### Written task
Quote every line as given.

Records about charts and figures
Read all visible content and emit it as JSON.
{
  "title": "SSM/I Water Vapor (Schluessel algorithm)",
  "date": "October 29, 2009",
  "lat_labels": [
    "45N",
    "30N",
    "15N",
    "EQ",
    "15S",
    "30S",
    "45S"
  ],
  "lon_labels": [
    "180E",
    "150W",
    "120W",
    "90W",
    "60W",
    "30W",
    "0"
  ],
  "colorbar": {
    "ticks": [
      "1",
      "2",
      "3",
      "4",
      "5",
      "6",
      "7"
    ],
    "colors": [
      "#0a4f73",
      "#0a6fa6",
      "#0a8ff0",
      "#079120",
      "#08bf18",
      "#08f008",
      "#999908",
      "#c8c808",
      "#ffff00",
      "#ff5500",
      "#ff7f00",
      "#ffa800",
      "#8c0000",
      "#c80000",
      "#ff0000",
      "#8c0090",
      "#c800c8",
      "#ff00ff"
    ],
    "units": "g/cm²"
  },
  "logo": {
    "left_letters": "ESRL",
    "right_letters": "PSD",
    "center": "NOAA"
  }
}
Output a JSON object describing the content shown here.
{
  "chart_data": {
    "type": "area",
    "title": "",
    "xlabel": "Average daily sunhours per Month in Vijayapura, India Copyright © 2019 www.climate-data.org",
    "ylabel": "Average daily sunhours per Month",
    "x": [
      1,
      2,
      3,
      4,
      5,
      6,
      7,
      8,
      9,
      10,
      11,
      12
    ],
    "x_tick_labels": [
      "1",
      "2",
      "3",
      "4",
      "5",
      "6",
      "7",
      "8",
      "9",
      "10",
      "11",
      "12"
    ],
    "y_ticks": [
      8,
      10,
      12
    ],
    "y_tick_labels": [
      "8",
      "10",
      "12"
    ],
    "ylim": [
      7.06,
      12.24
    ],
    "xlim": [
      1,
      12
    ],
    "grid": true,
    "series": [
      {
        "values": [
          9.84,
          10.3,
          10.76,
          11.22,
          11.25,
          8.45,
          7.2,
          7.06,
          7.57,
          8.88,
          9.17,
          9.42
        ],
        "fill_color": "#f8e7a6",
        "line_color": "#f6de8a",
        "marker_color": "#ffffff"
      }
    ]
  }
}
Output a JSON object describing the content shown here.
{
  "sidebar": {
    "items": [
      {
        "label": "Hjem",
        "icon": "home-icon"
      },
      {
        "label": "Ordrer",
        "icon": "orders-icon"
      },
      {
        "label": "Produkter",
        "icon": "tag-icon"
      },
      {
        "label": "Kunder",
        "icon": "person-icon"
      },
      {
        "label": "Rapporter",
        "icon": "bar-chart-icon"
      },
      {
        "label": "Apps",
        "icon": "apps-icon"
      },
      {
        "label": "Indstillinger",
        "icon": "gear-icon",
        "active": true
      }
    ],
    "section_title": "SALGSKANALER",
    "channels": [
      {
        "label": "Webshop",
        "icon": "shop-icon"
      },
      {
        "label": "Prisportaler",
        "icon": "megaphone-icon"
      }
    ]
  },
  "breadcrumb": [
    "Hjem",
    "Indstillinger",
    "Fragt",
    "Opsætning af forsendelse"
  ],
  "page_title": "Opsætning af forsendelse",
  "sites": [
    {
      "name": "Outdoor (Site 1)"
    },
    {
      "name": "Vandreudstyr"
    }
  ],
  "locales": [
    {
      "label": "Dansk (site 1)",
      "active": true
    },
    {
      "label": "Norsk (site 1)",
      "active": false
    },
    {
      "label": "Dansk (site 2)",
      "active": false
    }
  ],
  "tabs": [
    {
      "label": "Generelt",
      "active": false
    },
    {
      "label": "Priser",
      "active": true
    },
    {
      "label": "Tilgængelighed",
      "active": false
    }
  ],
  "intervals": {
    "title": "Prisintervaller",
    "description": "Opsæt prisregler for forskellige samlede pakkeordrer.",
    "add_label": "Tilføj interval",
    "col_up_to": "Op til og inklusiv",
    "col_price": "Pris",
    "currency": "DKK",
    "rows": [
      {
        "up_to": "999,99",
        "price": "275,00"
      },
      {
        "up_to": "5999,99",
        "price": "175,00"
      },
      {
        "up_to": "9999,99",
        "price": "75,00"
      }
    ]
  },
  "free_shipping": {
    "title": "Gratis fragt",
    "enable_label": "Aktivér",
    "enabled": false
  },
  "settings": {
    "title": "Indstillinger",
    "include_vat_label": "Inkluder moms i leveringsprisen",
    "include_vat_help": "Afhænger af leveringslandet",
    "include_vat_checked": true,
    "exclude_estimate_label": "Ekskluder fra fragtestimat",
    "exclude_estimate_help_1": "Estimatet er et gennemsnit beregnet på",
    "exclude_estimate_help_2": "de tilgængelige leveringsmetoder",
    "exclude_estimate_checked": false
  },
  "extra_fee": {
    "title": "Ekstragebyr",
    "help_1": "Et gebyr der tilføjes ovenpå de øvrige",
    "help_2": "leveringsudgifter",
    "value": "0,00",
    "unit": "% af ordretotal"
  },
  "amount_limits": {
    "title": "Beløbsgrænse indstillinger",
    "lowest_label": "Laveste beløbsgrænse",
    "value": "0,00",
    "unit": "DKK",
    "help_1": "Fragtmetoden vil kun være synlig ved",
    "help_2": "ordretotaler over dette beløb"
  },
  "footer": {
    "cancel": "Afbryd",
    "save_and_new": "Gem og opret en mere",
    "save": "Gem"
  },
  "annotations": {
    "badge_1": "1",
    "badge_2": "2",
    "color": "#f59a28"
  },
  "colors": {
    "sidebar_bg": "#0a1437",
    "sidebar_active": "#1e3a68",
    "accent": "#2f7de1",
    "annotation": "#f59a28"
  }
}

### Solved problem
Read all visible content and emit it as JSON.
{
  "title": "SSM/I Water Vapor (Schluessel algorithm)",
  "date": "October 29, 2009",
  "lat_labels": [
    "45N",
    "30N",
    "15N",
    "EQ",
    "15S",
    "30S",
    "45S"
  ],
  "lon_labels": [
    "180E",
    "150W",
    "120W",
    "90W",
    "60W",
    "30W",
    "0"
  ],
  "colorbar": {
    "ticks": [
      "1",
      "2",
      "3",
      "4",
      "5",
      "6",
      "7"
    ],
    "colors": [
      "#0a4f73",
      "#0a6fa6",
      "#0a8ff0",
      "#079120",
      "#08bf18",
      "#08f008",
      "#999908",
      "#c8c808",
      "#ffff00",
      "#ff5500",
      "#ff7f00",
      "#ffa800",
      "#8c0000",
      "#c80000",
      "#ff0000",
      "#8c0090",
      "#c800c8",
      "#ff00ff"
    ],
    "units": "g/cm²"
  },
  "logo": {
    "left_letters": "ESRL",
    "right_letters": "PSD",
    "center": "NOAA"
  }
}
Output a JSON object describing the content shown here.
{
  "chart_data": {
    "type": "area",
    "title": "",
    "xlabel": "Average daily sunhours per Month in Vijayapura, India Copyright © 2019 www.climate-data.org",
    "ylabel": "Average daily sunhours per Month",
    "x": [
      1,
      2,
      3,
      4,
      5,
      6,
      7,
      8,
      9,
      10,
      11,
      12
    ],
    "x_tick_labels": [
      "1",
      "2",
      "3",
      "4",
      "5",
      "6",
      "7",
      "8",
      "9",
      "10",
      "11",
      "12"
    ],
    "y_ticks": [
      8,
      10,
      12
    ],
    "y_tick_labels": [
      "8",
      "10",
      "12"
    ],
    "ylim": [
      7.06,
      12.24
    ],
    "xlim": [
      1,
      12
    ],
    "grid": true,
    "series": [
      {
        "values": [
          9.84,
          10.3,
          10.76,
          11.22,
          11.25,
          8.45,
          7.2,
          7.06,
          7.57,
          8.88,
          9.17,
          9.42
        ],
        "fill_color": "#f8e7a6",
        "line_color": "#f6de8a",
        "marker_color": "#ffffff"
      }
    ]
  }
}
Output a JSON object describing the content shown here.
{
  "sidebar": {
    "items": [
      {
        "label": "Hjem",
        "icon": "home-icon"
      },
      {
        "label": "Ordrer",
        "icon": "orders-icon"
      },
      {
        "label": "Produkter",
        "icon": "tag-icon"
      },
      {
        "label": "Kunder",
        "icon": "person-icon"
      },
      {
        "label": "Rapporter",
        "icon": "bar-chart-icon"
      },
      {
        "label": "Apps",
        "icon": "apps-icon"
      },
      {
        "label": "Indstillinger",
        "icon": "gear-icon",
        "active": true
      }
    ],
    "section_title": "SALGSKANALER",
    "channels": [
      {
        "label": "Webshop",
        "icon": "shop-icon"
      },
      {
        "label": "Prisportaler",
        "icon": "megaphone-icon"
      }
    ]
  },
  "breadcrumb": [
    "Hjem",
    "Indstillinger",
    "Fragt",
    "Opsætning af forsendelse"
  ],
  "page_title": "Opsætning af forsendelse",
  "sites": [
    {
      "name": "Outdoor (Site 1)"
    },
    {
      "name": "Vandreudstyr"
    }
  ],
  "locales": [
    {
      "label": "Dansk (site 1)",
      "active": true
    },
    {
      "label": "Norsk (site 1)",
      "active": false
    },
    {
      "label": "Dansk (site 2)",
      "active": false
    }
  ],
  "tabs": [
    {
      "label": "Generelt",
      "active": false
    },
    {
      "label": "Priser",
      "active": true
    },
    {
      "label": "Tilgængelighed",
      "active": false
    }
  ],
  "intervals": {
    "title": "Prisintervaller",
    "description": "Opsæt prisregler for forskellige samlede pakkeordrer.",
    "add_label": "Tilføj interval",
    "col_up_to": "Op til og inklusiv",
    "col_price": "Pris",
    "currency": "DKK",
    "rows": [
      {
        "up_to": "999,99",
        "price": "275,00"
      },
      {
        "up_to": "5999,99",
        "price": "175,00"
      },
      {
        "up_to": "9999,99",
        "price": "75,00"
      }
    ]
  },
  "free_shipping": {
    "title": "Gratis fragt",
    "enable_label": "Aktivér",
    "enabled": false
  },
  "settings": {
    "title": "Indstillinger",
    "include_vat_label": "Inkluder moms i leveringsprisen",
    "include_vat_help": "Afhænger af leveringslandet",
    "include_vat_checked": true,
    "exclude_estimate_label": "Ekskluder fra fragtestimat",
    "exclude_estimate_help_1": "Estimatet er et gennemsnit beregnet på",
    "exclude_estimate_help_2": "de tilgængelige leveringsmetoder",
    "exclude_estimate_checked": false
  },
  "extra_fee": {
    "title": "Ekstragebyr",
    "help_1": "Et gebyr der tilføjes ovenpå de øvrige",
    "help_2": "leveringsudgifter",
    "value": "0,00",
    "unit": "% af ordretotal"
  },
  "amount_limits": {
    "title": "Beløbsgrænse indstillinger",
    "lowest_label": "Laveste beløbsgrænse",
    "value": "0,00",
    "unit": "DKK",
    "help_1": "Fragtmetoden vil kun være synlig ved",
    "help_2": "ordretotaler over dette beløb"
  },
  "footer": {
    "cancel": "Afbryd",
    "save_and_new": "Gem og opret en mere",
    "save": "Gem"
  },
  "annotations": {
    "badge_1": "1",
    "badge_2": "2",
    "color": "#f59a28"
  },
  "colors": {
    "sidebar_bg": "#0a1437",
    "sidebar_active": "#1e3a68",
    "accent": "#2f7de1",
    "annotation": "#f59a28"
  }
}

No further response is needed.